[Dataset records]
## begin

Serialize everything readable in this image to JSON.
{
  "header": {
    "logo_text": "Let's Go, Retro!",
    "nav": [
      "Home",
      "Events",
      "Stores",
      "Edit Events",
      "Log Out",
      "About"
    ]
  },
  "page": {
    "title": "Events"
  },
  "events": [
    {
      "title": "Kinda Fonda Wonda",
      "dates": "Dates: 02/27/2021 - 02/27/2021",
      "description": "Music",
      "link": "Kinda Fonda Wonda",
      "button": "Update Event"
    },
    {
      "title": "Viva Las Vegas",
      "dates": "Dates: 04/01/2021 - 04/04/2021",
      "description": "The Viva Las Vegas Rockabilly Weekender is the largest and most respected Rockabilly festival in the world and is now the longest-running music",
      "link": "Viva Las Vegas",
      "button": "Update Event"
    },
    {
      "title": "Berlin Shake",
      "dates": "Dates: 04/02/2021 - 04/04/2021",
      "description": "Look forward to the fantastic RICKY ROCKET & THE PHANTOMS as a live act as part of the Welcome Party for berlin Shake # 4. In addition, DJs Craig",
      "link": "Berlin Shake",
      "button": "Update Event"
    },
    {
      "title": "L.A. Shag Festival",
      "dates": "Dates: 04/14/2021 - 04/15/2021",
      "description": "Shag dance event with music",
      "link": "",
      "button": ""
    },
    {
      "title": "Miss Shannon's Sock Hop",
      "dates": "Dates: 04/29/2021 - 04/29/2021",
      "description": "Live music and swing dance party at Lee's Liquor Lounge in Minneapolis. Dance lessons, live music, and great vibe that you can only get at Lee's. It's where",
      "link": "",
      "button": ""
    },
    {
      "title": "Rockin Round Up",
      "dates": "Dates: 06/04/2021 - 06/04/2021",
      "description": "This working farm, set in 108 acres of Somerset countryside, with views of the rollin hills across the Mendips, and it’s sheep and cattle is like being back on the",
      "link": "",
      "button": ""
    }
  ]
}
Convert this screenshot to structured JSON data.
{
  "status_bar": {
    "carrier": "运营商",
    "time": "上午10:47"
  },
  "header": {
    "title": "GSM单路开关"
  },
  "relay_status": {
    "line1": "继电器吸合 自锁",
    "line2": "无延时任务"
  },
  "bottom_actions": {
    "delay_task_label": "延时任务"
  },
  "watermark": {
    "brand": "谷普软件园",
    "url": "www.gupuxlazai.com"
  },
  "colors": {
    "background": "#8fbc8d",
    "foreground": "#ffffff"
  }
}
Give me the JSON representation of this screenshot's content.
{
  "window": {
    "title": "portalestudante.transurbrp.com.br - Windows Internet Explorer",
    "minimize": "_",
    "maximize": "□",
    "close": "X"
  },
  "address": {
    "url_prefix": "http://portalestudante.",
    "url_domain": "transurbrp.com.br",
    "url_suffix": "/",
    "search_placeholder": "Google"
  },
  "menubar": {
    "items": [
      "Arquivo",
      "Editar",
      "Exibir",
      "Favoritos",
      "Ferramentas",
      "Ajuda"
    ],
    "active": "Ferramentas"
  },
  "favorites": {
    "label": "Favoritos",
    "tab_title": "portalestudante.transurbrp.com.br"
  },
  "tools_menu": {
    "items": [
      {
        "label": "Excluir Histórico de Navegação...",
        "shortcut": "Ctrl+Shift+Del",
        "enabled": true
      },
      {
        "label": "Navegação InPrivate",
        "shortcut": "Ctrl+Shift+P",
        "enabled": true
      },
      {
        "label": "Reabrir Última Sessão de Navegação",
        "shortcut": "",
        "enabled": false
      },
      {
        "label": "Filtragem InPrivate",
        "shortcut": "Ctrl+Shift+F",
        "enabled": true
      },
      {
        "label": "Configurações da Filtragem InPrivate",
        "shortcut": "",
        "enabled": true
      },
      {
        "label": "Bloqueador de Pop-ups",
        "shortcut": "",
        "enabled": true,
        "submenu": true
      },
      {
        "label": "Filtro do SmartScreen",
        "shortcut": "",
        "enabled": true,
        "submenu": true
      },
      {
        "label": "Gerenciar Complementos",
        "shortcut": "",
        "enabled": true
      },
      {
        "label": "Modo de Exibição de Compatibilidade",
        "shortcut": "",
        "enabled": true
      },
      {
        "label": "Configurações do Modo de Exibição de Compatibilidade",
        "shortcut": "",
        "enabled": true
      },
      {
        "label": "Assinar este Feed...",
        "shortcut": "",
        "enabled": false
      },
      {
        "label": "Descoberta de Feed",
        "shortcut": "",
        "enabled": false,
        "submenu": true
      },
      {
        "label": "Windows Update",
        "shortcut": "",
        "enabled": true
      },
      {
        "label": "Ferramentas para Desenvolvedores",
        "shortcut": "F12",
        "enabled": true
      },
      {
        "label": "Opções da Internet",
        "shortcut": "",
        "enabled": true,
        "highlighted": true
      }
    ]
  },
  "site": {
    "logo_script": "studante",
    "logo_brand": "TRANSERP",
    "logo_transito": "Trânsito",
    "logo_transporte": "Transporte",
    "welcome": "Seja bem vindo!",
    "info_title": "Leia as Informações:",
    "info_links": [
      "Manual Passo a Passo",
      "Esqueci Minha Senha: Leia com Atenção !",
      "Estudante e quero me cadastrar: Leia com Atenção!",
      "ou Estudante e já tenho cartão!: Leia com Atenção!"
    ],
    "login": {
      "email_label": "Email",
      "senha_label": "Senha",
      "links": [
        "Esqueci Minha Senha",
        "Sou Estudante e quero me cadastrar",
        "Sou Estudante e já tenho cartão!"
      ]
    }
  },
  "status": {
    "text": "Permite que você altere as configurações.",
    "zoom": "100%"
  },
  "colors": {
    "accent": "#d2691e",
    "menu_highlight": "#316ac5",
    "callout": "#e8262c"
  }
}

## end

*Work instructions*
Each record above should be output again exactly.

*Problem solution*
Serialize everything readable in this image to JSON.
{
  "header": {
    "logo_text": "Let's Go, Retro!",
    "nav": [
      "Home",
      "Events",
      "Stores",
      "Edit Events",
      "Log Out",
      "About"
    ]
  },
  "page": {
    "title": "Events"
  },
  "events": [
    {
      "title": "Kinda Fonda Wonda",
      "dates": "Dates: 02/27/2021 - 02/27/2021",
      "description": "Music",
      "link": "Kinda Fonda Wonda",
      "button": "Update Event"
    },
    {
      "title": "Viva Las Vegas",
      "dates": "Dates: 04/01/2021 - 04/04/2021",
      "description": "The Viva Las Vegas Rockabilly Weekender is the largest and most respected Rockabilly festival in the world and is now the longest-running music",
      "link": "Viva Las Vegas",
      "button": "Update Event"
    },
    {
      "title": "Berlin Shake",
      "dates": "Dates: 04/02/2021 - 04/04/2021",
      "description": "Look forward to the fantastic RICKY ROCKET & THE PHANTOMS as a live act as part of the Welcome Party for berlin Shake # 4. In addition, DJs Craig",
      "link": "Berlin Shake",
      "button": "Update Event"
    },
    {
      "title": "L.A. Shag Festival",
      "dates": "Dates: 04/14/2021 - 04/15/2021",
      "description": "Shag dance event with music",
      "link": "",
      "button": ""
    },
    {
      "title": "Miss Shannon's Sock Hop",
      "dates": "Dates: 04/29/2021 - 04/29/2021",
      "description": "Live music and swing dance party at Lee's Liquor Lounge in Minneapolis. Dance lessons, live music, and great vibe that you can only get at Lee's. It's where",
      "link": "",
      "button": ""
    },
    {
      "title": "Rockin Round Up",
      "dates": "Dates: 06/04/2021 - 06/04/2021",
      "description": "This working farm, set in 108 acres of Somerset countryside, with views of the rollin hills across the Mendips, and it’s sheep and cattle is like being back on the",
      "link": "",
      "button": ""
    }
  ]
}
Convert this screenshot to structured JSON data.
{
  "status_bar": {
    "carrier": "运营商",
    "time": "上午10:47"
  },
  "header": {
    "title": "GSM单路开关"
  },
  "relay_status": {
    "line1": "继电器吸合 自锁",
    "line2": "无延时任务"
  },
  "bottom_actions": {
    "delay_task_label": "延时任务"
  },
  "watermark": {
    "brand": "谷普软件园",
    "url": "www.gupuxlazai.com"
  },
  "colors": {
    "background": "#8fbc8d",
    "foreground": "#ffffff"
  }
}
Give me the JSON representation of this screenshot's content.
{
  "window": {
    "title": "portalestudante.transurbrp.com.br - Windows Internet Explorer",
    "minimize": "_",
    "maximize": "□",
    "close": "X"
  },
  "address": {
    "url_prefix": "http://portalestudante.",
    "url_domain": "transurbrp.com.br",
    "url_suffix": "/",
    "search_placeholder": "Google"
  },
  "menubar": {
    "items": [
      "Arquivo",
      "Editar",
      "Exibir",
      "Favoritos",
      "Ferramentas",
      "Ajuda"
    ],
    "active": "Ferramentas"
  },
  "favorites": {
    "label": "Favoritos",
    "tab_title": "portalestudante.transurbrp.com.br"
  },
  "tools_menu": {
    "items": [
      {
        "label": "Excluir Histórico de Navegação...",
        "shortcut": "Ctrl+Shift+Del",
        "enabled": true
      },
      {
        "label": "Navegação InPrivate",
        "shortcut": "Ctrl+Shift+P",
        "enabled": true
      },
      {
        "label": "Reabrir Última Sessão de Navegação",
        "shortcut": "",
        "enabled": false
      },
      {
        "label": "Filtragem InPrivate",
        "shortcut": "Ctrl+Shift+F",
        "enabled": true
      },
      {
        "label": "Configurações da Filtragem InPrivate",
        "shortcut": "",
        "enabled": true
      },
      {
        "label": "Bloqueador de Pop-ups",
        "shortcut": "",
        "enabled": true,
        "submenu": true
      },
      {
        "label": "Filtro do SmartScreen",
        "shortcut": "",
        "enabled": true,
        "submenu": true
      },
      {
        "label": "Gerenciar Complementos",
        "shortcut": "",
        "enabled": true
      },
      {
        "label": "Modo de Exibição de Compatibilidade",
        "shortcut": "",
        "enabled": true
      },
      {
        "label": "Configurações do Modo de Exibição de Compatibilidade",
        "shortcut": "",
        "enabled": true
      },
      {
        "label": "Assinar este Feed...",
        "shortcut": "",
        "enabled": false
      },
      {
        "label": "Descoberta de Feed",
        "shortcut": "",
        "enabled": false,
        "submenu": true
      },
      {
        "label": "Windows Update",
        "shortcut": "",
        "enabled": true
      },
      {
        "label": "Ferramentas para Desenvolvedores",
        "shortcut": "F12",
        "enabled": true
      },
      {
        "label": "Opções da Internet",
        "shortcut": "",
        "enabled": true,
        "highlighted": true
      }
    ]
  },
  "site": {
    "logo_script": "studante",
    "logo_brand": "TRANSERP",
    "logo_transito": "Trânsito",
    "logo_transporte": "Transporte",
    "welcome": "Seja bem vindo!",
    "info_title": "Leia as Informações:",
    "info_links": [
      "Manual Passo a Passo",
      "Esqueci Minha Senha: Leia com Atenção !",
      "Estudante e quero me cadastrar: Leia com Atenção!",
      "ou Estudante e já tenho cartão!: Leia com Atenção!"
    ],
    "login": {
      "email_label": "Email",
      "senha_label": "Senha",
      "links": [
        "Esqueci Minha Senha",
        "Sou Estudante e quero me cadastrar",
        "Sou Estudante e já tenho cartão!"
      ]
    }
  },
  "status": {
    "text": "Permite que você altere as configurações.",
    "zoom": "100%"
  },
  "colors": {
    "accent": "#d2691e",
    "menu_highlight": "#316ac5",
    "callout": "#e8262c"
  }
}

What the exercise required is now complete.